• Required work: Reproduce the material below word for word, from its first line through the line that contains "x-tick-label: 2007 [379,456,407,469]", including both of those lines.

• Dataset extract:
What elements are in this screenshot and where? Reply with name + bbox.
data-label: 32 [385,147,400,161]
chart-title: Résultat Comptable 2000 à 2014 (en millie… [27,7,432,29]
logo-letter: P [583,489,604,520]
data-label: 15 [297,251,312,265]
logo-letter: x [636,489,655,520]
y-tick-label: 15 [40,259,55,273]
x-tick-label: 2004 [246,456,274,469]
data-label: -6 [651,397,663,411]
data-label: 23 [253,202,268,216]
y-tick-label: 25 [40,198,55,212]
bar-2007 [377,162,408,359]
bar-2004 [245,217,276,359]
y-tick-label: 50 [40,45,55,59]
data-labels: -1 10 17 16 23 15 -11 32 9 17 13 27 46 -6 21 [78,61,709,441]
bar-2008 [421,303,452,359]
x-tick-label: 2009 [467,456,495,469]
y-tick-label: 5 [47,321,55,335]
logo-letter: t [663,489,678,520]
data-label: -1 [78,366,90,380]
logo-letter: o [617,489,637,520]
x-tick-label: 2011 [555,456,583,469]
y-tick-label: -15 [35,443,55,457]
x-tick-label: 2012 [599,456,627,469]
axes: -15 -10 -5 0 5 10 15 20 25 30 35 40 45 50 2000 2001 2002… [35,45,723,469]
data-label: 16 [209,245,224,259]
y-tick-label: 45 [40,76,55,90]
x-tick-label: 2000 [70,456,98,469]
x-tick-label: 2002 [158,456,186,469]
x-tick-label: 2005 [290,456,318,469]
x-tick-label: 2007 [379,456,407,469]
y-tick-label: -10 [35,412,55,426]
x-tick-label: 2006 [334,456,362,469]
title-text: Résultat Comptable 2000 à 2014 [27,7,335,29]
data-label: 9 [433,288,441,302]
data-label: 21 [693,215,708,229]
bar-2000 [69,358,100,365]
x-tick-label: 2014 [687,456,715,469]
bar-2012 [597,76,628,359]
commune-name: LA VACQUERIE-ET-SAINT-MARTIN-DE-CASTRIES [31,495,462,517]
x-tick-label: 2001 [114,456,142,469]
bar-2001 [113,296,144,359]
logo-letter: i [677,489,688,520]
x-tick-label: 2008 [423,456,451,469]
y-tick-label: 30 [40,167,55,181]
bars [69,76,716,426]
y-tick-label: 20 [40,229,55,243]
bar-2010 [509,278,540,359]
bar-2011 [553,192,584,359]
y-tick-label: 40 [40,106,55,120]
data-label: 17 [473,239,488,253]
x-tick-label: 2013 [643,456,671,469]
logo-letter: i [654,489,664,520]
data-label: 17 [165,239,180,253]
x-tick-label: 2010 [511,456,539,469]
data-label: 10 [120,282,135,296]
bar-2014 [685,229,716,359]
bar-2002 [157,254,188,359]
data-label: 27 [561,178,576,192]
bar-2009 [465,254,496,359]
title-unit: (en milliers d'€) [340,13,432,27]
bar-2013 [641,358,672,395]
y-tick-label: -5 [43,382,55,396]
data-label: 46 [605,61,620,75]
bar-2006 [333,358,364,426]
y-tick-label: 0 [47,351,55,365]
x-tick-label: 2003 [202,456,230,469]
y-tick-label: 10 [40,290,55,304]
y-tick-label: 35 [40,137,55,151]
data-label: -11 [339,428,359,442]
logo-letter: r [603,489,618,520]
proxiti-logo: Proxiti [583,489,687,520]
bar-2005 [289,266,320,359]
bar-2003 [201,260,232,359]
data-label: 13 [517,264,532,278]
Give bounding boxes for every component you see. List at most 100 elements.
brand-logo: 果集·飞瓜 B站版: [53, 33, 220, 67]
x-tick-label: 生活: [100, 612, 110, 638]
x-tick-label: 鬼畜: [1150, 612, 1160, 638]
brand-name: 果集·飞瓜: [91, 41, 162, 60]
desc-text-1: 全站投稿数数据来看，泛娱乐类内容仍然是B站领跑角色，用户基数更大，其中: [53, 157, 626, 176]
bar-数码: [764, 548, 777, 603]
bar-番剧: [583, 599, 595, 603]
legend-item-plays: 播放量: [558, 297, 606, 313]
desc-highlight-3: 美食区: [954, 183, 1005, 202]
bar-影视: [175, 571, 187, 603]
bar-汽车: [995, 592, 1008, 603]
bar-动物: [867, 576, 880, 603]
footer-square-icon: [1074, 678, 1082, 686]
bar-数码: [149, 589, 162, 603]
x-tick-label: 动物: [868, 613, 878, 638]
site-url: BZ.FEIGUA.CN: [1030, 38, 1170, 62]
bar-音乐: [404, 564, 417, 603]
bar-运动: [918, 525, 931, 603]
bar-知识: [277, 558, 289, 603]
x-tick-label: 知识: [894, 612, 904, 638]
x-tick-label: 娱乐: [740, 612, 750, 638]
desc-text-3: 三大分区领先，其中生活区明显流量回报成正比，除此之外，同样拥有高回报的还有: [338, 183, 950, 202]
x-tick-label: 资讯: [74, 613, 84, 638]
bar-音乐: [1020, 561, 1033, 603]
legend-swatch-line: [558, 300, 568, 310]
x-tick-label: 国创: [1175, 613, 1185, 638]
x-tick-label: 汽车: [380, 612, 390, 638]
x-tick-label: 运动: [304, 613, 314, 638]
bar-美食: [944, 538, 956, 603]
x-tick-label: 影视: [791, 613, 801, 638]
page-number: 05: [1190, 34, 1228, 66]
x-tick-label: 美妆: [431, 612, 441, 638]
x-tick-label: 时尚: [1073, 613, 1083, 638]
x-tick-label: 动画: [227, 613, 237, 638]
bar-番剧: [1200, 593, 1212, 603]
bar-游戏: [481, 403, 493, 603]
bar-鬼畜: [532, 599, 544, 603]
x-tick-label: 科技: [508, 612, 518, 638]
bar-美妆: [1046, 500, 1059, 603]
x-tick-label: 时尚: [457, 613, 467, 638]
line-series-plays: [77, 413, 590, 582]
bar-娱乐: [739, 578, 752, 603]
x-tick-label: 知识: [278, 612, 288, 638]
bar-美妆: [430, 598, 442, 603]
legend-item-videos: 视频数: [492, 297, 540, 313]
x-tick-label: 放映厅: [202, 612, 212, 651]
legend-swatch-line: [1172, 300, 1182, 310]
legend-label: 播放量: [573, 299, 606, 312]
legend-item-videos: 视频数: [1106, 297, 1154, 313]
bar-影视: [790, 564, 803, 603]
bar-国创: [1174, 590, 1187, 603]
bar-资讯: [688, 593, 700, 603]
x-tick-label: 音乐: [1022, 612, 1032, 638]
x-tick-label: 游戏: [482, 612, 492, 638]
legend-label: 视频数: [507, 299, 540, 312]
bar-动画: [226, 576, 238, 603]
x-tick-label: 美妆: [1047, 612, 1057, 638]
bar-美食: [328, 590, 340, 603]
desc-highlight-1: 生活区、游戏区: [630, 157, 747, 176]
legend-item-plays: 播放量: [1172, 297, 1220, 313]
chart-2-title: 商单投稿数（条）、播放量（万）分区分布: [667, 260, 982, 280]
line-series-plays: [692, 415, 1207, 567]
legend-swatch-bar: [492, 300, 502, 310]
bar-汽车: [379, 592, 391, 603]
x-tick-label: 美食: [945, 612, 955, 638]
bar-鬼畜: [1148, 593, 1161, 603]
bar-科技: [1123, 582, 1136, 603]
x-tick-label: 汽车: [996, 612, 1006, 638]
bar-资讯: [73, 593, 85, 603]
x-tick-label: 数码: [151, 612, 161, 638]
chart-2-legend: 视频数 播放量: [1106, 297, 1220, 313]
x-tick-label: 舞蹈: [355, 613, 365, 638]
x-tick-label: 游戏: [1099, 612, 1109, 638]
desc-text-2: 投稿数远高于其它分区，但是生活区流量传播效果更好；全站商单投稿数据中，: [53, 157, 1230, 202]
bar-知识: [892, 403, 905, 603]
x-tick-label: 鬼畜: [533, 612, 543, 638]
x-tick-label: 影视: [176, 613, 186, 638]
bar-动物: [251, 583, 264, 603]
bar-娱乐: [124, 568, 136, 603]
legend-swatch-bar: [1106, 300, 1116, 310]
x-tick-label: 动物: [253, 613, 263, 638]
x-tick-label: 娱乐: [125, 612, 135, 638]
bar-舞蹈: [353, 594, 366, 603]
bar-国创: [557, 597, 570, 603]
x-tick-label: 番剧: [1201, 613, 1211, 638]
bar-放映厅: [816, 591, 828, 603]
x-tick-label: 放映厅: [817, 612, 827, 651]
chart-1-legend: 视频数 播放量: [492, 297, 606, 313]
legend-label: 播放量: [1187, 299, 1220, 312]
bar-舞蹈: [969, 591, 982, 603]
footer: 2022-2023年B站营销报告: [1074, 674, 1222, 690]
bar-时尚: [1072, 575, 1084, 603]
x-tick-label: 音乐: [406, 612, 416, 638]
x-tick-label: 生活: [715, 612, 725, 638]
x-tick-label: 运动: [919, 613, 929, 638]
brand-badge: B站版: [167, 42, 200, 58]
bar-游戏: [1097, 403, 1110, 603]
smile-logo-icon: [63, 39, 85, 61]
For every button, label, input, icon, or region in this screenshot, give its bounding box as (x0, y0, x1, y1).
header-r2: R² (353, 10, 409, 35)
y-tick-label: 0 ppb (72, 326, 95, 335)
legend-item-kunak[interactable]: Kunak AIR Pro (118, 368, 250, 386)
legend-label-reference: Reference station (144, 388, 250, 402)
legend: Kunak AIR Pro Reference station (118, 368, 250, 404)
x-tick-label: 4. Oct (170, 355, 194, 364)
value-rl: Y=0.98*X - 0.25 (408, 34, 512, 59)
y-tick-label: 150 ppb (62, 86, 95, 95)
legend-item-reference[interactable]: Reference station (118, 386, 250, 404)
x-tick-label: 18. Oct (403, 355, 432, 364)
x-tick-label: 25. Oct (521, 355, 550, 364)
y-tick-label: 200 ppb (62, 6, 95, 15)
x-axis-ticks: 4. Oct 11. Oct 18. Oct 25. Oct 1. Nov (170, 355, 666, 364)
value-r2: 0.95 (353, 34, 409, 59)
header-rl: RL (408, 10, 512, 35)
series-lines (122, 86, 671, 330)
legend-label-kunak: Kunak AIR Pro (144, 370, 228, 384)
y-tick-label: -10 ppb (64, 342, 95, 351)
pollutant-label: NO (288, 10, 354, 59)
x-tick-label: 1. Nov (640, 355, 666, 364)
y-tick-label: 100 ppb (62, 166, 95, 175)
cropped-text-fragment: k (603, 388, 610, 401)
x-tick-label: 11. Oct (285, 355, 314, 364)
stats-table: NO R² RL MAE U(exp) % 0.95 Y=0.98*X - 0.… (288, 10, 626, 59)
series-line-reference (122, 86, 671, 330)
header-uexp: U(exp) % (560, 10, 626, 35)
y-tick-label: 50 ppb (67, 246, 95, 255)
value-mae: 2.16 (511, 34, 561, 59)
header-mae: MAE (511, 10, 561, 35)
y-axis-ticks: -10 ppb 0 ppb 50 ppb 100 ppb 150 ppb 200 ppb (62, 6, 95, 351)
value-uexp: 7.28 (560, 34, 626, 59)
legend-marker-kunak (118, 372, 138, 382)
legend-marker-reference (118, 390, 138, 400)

• Answer for this exercise:
What elements are in this screenshot and where? Reply with name + bbox.
data-label: 32 [385,147,400,161]
chart-title: Résultat Comptable 2000 à 2014 (en millie… [27,7,432,29]
logo-letter: P [583,489,604,520]
data-label: 15 [297,251,312,265]
logo-letter: x [636,489,655,520]
y-tick-label: 15 [40,259,55,273]
x-tick-label: 2004 [246,456,274,469]
data-label: -6 [651,397,663,411]
data-label: 23 [253,202,268,216]
y-tick-label: 25 [40,198,55,212]
bar-2007 [377,162,408,359]
bar-2004 [245,217,276,359]
y-tick-label: 50 [40,45,55,59]
data-labels: -1 10 17 16 23 15 -11 32 9 17 13 27 46 -6 21 [78,61,709,441]
bar-2008 [421,303,452,359]
x-tick-label: 2009 [467,456,495,469]
y-tick-label: 5 [47,321,55,335]
logo-letter: t [663,489,678,520]
data-label: -1 [78,366,90,380]
logo-letter: o [617,489,637,520]
x-tick-label: 2011 [555,456,583,469]
y-tick-label: -15 [35,443,55,457]
x-tick-label: 2012 [599,456,627,469]
axes: -15 -10 -5 0 5 10 15 20 25 30 35 40 45 50 2000 2001 2002… [35,45,723,469]
data-label: 16 [209,245,224,259]
y-tick-label: 45 [40,76,55,90]
x-tick-label: 2000 [70,456,98,469]
x-tick-label: 2002 [158,456,186,469]
x-tick-label: 2005 [290,456,318,469]
x-tick-label: 2007 [379,456,407,469]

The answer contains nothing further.